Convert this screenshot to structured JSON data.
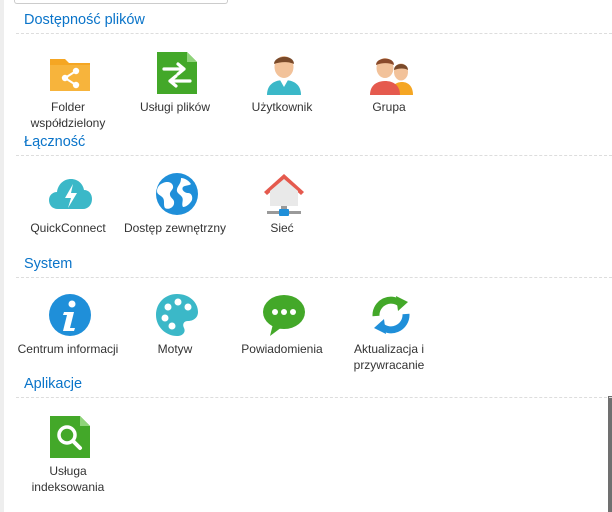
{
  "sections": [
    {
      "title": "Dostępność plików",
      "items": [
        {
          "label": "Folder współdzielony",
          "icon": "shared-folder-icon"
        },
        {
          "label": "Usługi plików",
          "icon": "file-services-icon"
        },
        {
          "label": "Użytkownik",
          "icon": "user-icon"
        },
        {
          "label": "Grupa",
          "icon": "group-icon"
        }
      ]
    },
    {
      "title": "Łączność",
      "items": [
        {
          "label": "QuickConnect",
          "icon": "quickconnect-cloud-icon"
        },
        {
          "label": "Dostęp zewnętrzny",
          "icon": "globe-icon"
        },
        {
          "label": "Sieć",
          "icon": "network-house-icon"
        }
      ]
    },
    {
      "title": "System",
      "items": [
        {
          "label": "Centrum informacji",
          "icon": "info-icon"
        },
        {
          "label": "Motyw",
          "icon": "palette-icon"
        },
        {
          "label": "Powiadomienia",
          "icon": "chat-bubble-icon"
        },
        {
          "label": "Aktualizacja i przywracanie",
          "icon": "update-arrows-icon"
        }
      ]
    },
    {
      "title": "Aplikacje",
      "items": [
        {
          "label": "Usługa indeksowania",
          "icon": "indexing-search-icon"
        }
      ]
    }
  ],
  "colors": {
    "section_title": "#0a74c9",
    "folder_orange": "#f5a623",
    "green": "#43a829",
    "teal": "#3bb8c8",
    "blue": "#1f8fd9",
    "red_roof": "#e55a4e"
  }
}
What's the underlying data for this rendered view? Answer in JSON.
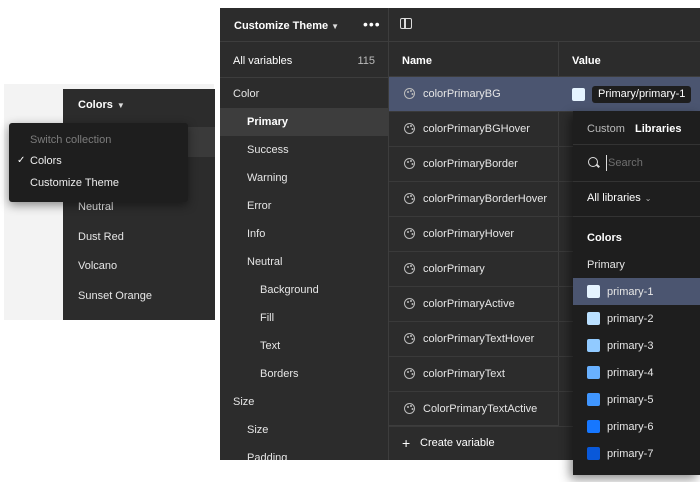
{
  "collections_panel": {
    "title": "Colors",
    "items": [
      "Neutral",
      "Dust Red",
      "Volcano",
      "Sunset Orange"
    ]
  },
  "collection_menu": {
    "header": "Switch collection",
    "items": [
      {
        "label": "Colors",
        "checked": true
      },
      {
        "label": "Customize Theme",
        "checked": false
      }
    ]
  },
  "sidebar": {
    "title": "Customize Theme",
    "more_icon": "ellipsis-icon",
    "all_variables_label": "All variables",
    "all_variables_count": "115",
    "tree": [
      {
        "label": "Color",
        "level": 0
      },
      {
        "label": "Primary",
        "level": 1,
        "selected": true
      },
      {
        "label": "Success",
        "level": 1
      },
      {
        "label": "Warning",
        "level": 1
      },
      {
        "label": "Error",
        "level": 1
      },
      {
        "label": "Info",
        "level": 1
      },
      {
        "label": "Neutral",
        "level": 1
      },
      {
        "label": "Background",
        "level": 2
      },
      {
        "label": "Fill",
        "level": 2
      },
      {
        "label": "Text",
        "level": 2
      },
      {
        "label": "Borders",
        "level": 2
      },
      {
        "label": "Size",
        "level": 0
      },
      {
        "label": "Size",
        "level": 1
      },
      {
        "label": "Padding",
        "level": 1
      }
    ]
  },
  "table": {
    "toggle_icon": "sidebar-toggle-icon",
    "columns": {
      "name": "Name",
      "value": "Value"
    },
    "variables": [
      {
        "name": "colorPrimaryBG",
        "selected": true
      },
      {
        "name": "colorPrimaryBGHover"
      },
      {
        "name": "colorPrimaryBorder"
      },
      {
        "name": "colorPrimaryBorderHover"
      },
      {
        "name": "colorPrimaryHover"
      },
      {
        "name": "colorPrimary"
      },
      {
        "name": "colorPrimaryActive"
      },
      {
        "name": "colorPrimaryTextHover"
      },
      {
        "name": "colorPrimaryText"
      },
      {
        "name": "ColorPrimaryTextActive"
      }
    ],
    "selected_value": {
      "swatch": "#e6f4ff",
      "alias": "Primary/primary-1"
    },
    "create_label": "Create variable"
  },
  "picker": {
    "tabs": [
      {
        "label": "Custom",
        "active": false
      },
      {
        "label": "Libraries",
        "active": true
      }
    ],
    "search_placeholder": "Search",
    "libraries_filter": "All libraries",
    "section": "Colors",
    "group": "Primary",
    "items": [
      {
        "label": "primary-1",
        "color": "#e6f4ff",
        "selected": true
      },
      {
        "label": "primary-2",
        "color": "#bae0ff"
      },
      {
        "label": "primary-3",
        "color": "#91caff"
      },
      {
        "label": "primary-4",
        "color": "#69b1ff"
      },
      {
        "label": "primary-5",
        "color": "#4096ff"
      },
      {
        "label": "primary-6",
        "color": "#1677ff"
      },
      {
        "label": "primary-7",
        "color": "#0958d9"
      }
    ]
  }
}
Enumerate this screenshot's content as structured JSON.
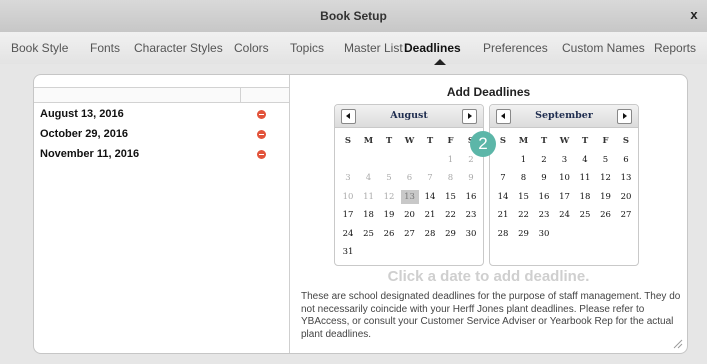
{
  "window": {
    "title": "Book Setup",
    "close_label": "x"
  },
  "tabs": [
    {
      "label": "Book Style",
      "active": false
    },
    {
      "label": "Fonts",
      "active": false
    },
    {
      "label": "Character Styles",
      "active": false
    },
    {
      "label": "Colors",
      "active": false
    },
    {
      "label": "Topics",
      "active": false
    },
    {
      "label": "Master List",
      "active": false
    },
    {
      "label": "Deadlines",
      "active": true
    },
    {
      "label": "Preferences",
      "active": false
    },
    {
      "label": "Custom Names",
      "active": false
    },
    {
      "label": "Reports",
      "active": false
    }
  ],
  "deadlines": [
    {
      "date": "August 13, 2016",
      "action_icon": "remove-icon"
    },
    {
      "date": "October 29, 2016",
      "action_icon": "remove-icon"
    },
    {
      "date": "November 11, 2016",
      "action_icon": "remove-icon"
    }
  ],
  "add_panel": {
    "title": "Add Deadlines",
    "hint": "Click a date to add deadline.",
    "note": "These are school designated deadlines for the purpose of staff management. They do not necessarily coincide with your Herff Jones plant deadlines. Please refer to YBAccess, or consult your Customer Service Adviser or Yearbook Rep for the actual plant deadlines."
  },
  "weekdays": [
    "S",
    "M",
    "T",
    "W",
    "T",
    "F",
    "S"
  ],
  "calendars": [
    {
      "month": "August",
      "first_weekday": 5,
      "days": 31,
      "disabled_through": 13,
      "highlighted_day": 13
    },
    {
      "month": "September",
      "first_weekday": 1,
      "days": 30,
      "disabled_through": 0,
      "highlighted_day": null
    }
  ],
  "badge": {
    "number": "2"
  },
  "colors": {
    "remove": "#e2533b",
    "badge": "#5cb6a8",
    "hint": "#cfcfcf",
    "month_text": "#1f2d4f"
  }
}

**REQUIREMENT:** List the lines of the entries that include "this".

**ANSWER FOR THE TASK:**
Convert this screenshot to structured JSON data.
What's the underlying data for this rendered view? Answer in JSON.
Enumerate this screenshot's content as structured JSON.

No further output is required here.